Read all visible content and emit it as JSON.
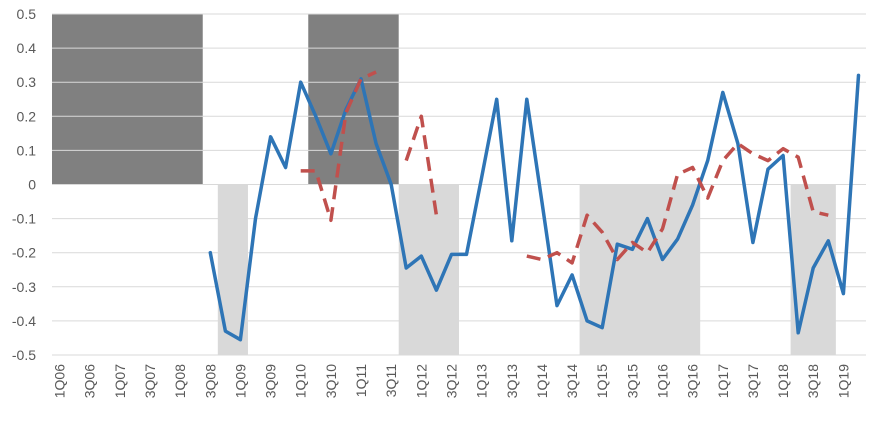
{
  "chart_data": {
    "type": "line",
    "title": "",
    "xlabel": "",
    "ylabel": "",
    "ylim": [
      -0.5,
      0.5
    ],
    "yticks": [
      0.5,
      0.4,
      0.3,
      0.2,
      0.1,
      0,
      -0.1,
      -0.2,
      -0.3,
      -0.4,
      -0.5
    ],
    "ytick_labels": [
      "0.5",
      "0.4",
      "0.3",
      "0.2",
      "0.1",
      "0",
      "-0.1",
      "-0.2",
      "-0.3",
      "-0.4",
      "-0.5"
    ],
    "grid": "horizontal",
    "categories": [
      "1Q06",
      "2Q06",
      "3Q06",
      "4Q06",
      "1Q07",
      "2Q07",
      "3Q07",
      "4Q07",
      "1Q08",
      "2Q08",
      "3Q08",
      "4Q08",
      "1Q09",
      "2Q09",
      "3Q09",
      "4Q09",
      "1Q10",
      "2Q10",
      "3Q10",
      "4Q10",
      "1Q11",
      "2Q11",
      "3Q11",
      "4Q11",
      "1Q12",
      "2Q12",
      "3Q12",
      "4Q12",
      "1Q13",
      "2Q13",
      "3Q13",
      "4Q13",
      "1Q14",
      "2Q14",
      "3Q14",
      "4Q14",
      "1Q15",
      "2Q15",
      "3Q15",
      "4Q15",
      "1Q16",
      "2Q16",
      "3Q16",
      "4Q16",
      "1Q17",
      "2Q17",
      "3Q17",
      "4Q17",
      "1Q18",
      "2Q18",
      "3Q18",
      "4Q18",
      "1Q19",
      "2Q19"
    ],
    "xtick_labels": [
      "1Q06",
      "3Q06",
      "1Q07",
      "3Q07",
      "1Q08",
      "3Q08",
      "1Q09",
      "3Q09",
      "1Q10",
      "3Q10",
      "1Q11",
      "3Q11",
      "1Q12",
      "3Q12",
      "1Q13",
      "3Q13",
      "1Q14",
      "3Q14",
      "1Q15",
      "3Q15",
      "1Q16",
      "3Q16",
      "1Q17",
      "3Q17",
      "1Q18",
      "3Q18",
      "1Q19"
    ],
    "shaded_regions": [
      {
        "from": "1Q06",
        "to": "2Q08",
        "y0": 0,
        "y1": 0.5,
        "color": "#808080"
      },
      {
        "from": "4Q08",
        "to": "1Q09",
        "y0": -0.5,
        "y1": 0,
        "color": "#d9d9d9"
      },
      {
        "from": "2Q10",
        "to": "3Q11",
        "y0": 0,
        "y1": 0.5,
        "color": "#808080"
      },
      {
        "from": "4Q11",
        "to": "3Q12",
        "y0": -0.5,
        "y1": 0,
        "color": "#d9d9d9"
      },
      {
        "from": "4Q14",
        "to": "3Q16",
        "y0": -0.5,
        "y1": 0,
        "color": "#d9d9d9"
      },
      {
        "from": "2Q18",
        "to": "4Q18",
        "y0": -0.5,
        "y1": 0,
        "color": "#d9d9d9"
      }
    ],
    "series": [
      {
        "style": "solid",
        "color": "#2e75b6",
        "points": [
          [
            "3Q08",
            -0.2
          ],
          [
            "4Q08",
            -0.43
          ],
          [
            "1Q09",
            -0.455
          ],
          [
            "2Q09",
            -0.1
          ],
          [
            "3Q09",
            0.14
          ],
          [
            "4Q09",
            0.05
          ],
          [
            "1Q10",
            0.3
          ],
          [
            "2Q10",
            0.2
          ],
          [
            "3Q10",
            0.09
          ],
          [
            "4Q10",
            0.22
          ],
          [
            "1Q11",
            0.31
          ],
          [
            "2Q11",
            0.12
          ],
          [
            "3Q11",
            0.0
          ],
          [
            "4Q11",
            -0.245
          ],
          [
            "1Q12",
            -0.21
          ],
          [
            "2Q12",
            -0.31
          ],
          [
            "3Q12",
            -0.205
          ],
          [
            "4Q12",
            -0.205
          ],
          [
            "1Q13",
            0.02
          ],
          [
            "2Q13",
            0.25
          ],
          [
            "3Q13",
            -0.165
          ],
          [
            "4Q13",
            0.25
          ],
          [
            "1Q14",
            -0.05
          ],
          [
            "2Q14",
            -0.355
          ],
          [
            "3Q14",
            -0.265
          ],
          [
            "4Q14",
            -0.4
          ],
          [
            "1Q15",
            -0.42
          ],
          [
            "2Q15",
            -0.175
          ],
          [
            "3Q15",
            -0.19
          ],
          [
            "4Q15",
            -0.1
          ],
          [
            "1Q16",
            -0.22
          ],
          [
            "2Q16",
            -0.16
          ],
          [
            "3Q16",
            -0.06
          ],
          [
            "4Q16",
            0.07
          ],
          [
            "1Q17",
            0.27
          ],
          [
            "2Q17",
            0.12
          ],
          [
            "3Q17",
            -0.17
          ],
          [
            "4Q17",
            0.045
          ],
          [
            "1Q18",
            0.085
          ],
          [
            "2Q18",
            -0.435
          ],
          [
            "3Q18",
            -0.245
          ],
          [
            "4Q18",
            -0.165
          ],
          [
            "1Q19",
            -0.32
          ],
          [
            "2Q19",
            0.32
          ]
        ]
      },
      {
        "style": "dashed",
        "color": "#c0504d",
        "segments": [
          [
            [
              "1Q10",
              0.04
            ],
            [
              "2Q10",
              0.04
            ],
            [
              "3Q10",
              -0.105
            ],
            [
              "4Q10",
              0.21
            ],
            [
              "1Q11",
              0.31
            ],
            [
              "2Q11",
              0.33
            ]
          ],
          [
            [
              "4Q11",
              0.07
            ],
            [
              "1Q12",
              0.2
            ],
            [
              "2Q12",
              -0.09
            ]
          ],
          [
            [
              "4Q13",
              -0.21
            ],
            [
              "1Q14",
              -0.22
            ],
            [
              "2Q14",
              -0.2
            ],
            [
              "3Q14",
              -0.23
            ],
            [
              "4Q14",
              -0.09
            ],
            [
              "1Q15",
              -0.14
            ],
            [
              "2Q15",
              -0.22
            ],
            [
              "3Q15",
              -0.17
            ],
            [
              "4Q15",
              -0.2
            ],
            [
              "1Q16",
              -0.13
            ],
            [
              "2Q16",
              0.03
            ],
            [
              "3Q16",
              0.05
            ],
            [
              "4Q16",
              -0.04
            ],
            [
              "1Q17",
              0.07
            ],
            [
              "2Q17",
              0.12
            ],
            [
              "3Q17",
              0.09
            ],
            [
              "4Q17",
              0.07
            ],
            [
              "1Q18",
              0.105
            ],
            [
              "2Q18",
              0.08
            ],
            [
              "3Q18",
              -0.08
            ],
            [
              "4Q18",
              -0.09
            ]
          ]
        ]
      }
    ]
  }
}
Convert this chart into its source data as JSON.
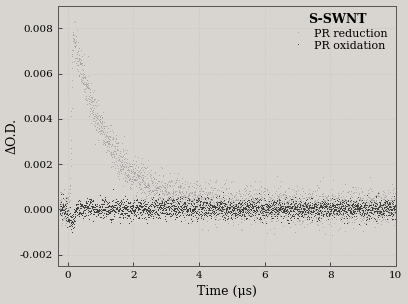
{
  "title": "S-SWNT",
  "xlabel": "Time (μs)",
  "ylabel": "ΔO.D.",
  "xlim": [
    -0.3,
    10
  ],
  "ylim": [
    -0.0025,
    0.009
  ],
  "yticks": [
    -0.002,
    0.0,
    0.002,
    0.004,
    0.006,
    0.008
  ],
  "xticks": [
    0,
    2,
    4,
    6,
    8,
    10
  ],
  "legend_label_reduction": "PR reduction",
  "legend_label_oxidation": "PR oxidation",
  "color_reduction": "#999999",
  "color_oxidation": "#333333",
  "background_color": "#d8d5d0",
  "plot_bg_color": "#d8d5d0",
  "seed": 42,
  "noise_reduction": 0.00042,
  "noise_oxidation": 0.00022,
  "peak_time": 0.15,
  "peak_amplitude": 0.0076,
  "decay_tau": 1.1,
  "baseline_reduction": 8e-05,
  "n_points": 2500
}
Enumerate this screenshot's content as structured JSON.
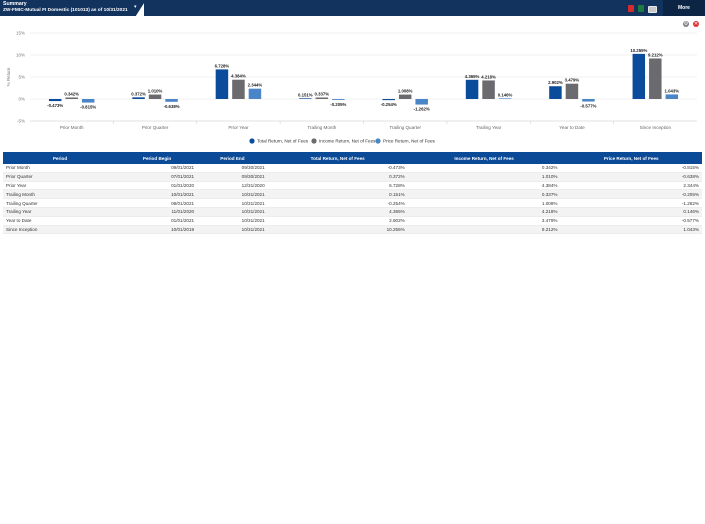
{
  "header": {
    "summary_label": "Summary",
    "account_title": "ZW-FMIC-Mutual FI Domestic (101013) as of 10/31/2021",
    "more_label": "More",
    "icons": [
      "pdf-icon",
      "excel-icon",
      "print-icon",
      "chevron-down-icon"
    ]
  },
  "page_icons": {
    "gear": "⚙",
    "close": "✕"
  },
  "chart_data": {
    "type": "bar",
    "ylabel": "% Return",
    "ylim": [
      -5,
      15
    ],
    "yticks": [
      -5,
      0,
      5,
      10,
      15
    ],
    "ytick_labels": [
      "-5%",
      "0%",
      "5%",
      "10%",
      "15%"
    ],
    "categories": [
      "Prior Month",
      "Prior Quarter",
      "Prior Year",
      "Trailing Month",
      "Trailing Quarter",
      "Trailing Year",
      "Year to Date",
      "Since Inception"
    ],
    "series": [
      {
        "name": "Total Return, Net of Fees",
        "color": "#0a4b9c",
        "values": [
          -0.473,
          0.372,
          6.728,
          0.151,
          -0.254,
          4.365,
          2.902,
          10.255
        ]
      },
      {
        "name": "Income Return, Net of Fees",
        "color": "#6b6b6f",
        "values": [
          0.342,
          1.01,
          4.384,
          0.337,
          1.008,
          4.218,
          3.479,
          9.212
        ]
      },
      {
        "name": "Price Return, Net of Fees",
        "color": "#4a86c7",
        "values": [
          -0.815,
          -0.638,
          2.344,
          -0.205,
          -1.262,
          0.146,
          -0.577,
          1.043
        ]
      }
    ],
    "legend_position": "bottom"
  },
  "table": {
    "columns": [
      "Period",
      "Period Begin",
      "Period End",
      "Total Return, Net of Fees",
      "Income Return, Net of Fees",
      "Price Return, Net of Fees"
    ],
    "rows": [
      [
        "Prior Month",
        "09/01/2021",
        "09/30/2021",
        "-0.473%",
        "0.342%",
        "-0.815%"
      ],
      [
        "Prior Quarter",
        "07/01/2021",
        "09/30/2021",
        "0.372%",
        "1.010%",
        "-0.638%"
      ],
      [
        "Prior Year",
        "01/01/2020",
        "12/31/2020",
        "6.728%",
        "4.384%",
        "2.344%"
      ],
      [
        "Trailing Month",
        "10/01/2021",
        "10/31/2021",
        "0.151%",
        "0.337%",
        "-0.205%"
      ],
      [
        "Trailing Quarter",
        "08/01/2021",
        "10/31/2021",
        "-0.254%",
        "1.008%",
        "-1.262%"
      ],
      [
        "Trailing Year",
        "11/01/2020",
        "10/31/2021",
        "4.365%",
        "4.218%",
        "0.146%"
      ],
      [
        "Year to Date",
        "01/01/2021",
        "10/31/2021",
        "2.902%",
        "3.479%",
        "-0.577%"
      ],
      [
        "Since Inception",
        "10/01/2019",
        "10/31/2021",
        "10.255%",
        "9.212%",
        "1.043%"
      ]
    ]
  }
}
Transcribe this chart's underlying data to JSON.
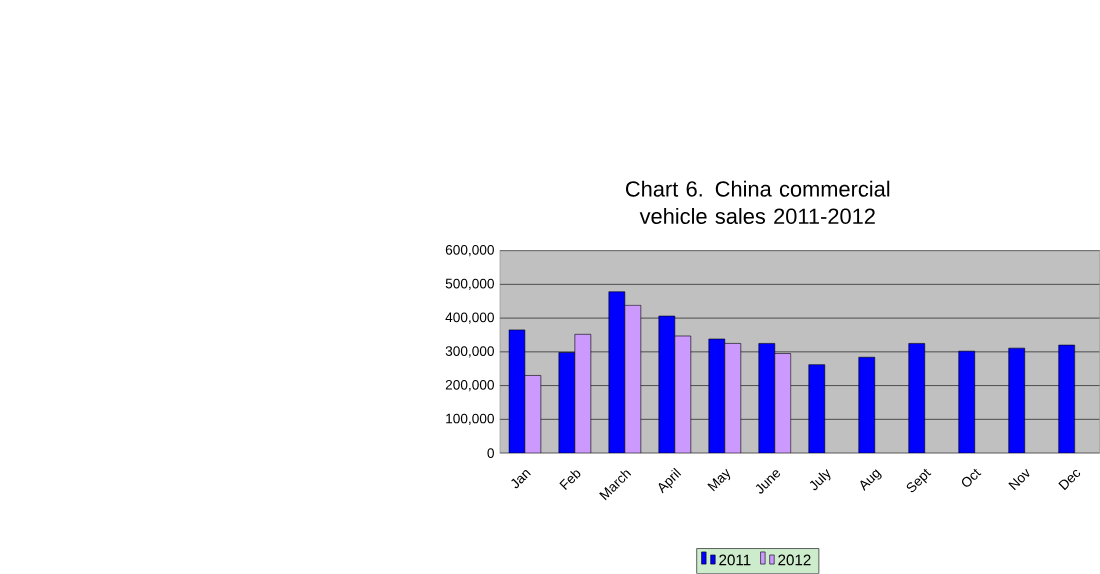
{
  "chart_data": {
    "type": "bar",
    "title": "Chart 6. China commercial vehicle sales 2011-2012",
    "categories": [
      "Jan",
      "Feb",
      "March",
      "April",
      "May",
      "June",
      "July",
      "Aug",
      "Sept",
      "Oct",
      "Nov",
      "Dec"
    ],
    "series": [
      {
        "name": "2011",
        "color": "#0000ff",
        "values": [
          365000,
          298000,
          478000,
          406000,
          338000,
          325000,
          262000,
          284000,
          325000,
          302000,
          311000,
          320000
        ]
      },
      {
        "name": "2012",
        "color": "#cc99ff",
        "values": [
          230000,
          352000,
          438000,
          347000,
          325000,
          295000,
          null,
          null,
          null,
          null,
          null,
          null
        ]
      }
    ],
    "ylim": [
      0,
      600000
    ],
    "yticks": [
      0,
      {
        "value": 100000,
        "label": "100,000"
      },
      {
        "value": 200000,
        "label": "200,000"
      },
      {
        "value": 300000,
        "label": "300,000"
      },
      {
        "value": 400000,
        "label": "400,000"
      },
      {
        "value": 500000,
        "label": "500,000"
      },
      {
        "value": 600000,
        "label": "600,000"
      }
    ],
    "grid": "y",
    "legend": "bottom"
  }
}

**Set task:** Each line that holds the word "content" is to be copied.

**The reply:**
Read all visible content and emit it as JSON.
Enumerate this screenshot's content as structured JSON.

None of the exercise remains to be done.